» **Your instructions**: Skip the pictures and extract all of the lines exactly as written.

» **Data supplied**:

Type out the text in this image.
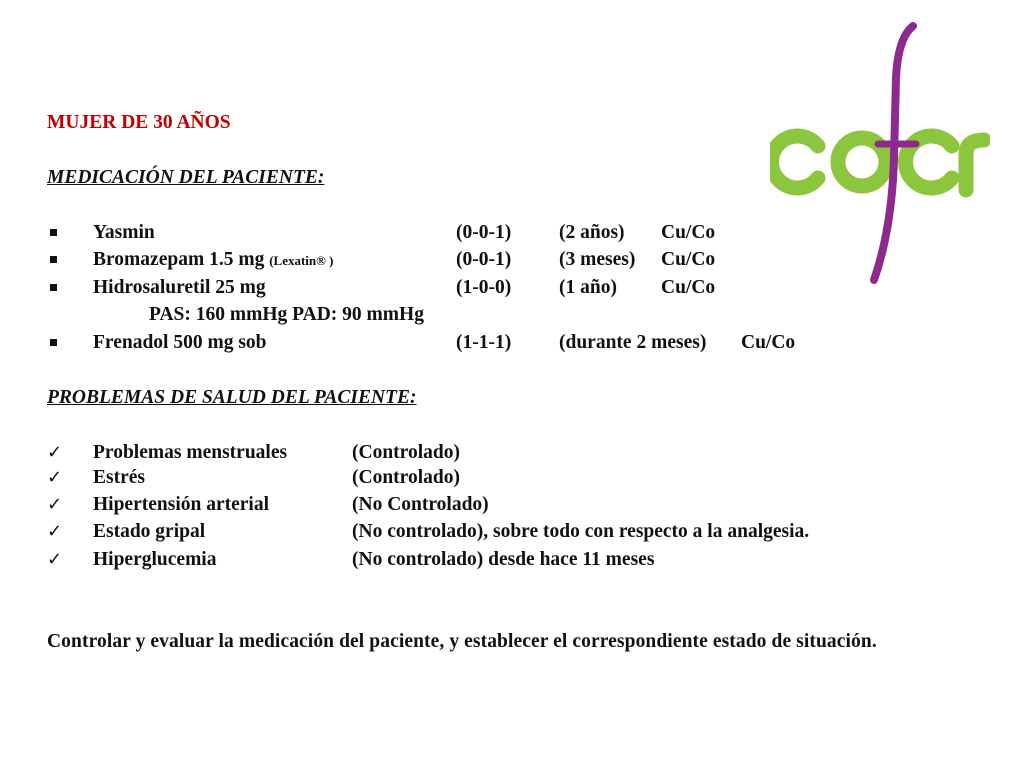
MUJER DE 30 AÑOS
MEDICACIÓN DEL PACIENTE:
Yasmin	(0-0-1) (2 años) Cu/Co
Bromazepam 1.5 mg (Lexatin® )	(0-0-1) (3 meses) Cu/Co
Hidrosaluretil 25 mg	(1-0-0) (1 año) Cu/Co
PAS: 160 mmHg PAD: 90 mmHg
Frenadol 500 mg sob	(1-1-1) (durante 2 meses) Cu/Co
PROBLEMAS DE SALUD DEL PACIENTE:
✓ Problemas menstruales	(Controlado)
✓ Estrés	(Controlado)
✓ Hipertensión arterial	(No Controlado)
✓ Estado gripal	(No controlado), sobre todo con respecto a la analgesia.
✓ Hiperglucemia	(No controlado) desde hace 11 meses
Controlar y evaluar la medicación del paciente, y establecer el correspondiente estado de situación.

» **Result for this task**:
Type out the text in this image.
MUJER DE 30 AÑOS
MEDICACIÓN DEL PACIENTE:
Yasmin	(0-0-1) (2 años) Cu/Co
Bromazepam 1.5 mg (Lexatin® )	(0-0-1) (3 meses) Cu/Co
Hidrosaluretil 25 mg	(1-0-0) (1 año) Cu/Co
PAS: 160 mmHg PAD: 90 mmHg
Frenadol 500 mg sob	(1-1-1) (durante 2 meses) Cu/Co
PROBLEMAS DE SALUD DEL PACIENTE:
✓ Problemas menstruales	(Controlado)
✓ Estrés	(Controlado)
✓ Hipertensión arterial	(No Controlado)
✓ Estado gripal	(No controlado), sobre todo con respecto a la analgesia.
✓ Hiperglucemia	(No controlado) desde hace 11 meses
Controlar y evaluar la medicación del paciente, y establecer el correspondiente estado de situación.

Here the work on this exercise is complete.